- SET TASK -
Seek out every line containing the word "dengan", and copy each.

- MATERIAL FOR THIS EXERCISE -
-- start --

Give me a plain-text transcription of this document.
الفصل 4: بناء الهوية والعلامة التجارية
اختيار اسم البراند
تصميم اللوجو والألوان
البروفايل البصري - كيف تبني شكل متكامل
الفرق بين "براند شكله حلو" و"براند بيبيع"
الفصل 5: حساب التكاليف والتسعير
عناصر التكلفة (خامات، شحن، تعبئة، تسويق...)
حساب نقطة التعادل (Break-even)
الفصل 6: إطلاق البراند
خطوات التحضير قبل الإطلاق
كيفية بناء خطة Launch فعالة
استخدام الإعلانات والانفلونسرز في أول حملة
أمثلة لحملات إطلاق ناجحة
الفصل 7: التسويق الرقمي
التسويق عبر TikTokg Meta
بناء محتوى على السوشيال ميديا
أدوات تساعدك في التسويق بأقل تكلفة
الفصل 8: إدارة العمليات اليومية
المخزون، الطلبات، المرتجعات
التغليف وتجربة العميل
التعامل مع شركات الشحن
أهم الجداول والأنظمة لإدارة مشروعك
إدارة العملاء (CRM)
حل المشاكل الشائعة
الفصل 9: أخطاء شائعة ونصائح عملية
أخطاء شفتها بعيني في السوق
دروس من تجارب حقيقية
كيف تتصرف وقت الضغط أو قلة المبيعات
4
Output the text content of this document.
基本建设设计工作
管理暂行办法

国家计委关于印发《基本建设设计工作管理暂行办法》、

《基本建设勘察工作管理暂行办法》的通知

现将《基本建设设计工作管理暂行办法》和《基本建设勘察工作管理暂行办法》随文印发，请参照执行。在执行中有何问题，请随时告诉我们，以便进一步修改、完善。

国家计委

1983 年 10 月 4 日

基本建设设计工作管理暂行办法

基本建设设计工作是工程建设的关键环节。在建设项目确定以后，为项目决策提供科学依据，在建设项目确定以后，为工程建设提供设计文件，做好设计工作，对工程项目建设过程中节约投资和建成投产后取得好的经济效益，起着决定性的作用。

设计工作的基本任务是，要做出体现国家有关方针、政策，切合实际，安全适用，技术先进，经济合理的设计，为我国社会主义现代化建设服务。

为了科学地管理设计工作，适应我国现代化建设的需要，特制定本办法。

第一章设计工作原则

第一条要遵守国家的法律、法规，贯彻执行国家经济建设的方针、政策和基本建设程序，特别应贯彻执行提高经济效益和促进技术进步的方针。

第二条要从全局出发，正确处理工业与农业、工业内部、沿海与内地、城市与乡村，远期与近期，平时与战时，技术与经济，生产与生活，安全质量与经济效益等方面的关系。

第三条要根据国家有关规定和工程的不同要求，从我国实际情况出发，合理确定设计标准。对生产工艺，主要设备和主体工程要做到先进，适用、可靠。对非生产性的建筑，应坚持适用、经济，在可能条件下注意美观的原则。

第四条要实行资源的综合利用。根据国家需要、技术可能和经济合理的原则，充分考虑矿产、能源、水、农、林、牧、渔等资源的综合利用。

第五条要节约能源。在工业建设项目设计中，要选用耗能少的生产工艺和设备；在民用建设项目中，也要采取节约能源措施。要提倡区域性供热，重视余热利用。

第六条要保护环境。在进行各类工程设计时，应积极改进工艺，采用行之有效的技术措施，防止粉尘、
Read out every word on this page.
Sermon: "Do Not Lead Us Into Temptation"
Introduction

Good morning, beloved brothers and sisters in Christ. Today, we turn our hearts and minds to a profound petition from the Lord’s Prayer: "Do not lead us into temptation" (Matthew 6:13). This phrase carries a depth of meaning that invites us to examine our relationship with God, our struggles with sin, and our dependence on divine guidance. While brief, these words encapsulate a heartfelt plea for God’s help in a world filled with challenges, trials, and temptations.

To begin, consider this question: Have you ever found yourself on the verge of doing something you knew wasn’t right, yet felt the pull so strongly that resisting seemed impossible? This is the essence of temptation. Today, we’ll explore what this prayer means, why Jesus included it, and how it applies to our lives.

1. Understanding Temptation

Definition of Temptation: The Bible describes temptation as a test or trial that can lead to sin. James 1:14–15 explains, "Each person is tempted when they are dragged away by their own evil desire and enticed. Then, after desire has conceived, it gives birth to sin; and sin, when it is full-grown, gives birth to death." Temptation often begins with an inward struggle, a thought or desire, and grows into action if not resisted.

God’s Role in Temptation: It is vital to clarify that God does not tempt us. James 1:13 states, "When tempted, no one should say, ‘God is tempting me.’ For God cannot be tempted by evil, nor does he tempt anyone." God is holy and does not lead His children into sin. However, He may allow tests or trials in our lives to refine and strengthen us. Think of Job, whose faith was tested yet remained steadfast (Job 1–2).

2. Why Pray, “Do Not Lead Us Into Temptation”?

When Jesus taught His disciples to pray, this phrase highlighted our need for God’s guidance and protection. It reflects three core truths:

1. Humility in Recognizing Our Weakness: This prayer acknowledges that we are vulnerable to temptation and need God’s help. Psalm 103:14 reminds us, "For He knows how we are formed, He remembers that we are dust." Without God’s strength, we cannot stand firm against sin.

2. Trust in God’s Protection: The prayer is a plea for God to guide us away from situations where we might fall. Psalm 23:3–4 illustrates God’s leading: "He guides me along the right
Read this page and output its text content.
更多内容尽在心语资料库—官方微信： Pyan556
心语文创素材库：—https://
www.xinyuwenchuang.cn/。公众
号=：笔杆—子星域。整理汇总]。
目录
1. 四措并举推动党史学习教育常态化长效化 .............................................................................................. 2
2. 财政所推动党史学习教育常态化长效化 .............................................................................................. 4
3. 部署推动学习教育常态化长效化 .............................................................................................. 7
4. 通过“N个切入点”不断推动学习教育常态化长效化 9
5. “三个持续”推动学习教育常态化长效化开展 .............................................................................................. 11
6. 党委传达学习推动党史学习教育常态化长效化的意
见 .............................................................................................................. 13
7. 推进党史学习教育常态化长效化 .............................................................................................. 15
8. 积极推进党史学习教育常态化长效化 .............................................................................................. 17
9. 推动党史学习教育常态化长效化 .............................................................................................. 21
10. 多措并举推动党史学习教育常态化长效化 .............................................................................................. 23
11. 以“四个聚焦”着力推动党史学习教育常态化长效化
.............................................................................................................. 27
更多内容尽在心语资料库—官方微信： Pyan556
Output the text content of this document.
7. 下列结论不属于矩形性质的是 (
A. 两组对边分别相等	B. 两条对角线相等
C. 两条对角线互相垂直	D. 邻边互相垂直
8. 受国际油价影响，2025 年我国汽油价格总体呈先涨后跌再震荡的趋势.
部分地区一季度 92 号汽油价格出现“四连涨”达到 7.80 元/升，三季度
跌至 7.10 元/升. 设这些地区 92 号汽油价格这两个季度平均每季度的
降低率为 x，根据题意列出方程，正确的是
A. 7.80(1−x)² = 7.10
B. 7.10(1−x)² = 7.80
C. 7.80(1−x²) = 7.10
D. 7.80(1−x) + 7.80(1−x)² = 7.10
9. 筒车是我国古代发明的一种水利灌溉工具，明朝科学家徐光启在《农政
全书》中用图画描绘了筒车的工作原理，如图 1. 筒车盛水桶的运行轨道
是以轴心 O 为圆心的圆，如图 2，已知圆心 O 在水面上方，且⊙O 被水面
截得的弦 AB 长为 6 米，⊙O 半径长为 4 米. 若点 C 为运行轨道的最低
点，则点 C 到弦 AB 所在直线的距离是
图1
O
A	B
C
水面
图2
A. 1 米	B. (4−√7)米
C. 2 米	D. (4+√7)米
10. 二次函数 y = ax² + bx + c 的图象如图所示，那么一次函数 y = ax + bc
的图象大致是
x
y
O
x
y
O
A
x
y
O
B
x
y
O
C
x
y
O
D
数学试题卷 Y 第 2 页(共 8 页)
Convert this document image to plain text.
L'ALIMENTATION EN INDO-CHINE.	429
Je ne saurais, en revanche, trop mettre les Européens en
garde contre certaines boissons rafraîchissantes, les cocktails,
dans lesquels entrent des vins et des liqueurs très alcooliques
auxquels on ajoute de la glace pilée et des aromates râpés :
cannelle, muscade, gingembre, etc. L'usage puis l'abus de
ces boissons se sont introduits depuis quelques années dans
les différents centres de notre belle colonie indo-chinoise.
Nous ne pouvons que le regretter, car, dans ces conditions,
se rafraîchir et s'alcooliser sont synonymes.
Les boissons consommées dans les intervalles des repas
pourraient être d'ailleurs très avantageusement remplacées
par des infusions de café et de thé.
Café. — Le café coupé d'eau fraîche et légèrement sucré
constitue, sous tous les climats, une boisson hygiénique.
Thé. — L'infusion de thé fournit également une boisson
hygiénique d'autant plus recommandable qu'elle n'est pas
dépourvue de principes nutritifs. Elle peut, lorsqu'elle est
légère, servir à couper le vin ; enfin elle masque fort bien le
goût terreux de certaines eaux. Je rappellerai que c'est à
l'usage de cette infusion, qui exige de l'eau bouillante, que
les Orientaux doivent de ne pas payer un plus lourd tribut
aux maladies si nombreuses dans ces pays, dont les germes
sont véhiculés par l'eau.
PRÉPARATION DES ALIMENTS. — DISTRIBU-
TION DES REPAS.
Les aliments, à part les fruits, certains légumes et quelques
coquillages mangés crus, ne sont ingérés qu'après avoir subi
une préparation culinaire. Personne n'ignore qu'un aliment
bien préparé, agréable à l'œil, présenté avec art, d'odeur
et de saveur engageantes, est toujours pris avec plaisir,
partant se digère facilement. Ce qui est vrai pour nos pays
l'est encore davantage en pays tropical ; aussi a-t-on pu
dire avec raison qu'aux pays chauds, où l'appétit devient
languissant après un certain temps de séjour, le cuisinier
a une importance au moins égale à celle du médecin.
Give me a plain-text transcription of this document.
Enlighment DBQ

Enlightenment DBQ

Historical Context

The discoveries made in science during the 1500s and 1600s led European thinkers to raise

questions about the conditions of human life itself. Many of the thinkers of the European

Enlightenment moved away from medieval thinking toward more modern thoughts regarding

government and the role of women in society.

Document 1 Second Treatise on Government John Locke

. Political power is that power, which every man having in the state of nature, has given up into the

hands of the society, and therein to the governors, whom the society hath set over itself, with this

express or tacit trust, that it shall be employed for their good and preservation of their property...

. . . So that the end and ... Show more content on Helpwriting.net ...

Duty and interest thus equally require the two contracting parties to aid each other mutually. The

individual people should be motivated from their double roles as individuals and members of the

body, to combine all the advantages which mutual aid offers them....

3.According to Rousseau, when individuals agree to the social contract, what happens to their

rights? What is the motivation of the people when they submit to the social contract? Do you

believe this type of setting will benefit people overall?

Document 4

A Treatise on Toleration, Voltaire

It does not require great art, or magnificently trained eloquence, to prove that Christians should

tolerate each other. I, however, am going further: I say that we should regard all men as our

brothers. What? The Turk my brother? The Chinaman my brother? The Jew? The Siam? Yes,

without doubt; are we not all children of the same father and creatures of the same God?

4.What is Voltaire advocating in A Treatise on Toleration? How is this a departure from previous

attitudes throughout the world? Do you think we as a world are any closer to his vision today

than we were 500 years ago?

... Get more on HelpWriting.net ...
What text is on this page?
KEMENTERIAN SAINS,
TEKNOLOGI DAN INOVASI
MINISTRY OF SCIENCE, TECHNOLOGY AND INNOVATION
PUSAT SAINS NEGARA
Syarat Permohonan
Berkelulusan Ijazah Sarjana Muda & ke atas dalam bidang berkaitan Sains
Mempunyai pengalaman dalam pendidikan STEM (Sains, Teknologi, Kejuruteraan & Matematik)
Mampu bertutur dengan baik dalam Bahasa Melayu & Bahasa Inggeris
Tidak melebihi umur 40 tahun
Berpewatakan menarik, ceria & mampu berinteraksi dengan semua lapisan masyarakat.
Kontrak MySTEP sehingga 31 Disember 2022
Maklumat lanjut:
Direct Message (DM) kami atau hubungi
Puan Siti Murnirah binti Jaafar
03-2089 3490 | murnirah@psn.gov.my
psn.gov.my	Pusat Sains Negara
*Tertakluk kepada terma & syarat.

-- end --

- COMPLETE OUTPUT -
Mampu bertutur dengan baik dalam Bahasa Melayu & Bahasa Inggeris
Berpewatakan menarik, ceria & mampu berinteraksi dengan semua lapisan masyarakat.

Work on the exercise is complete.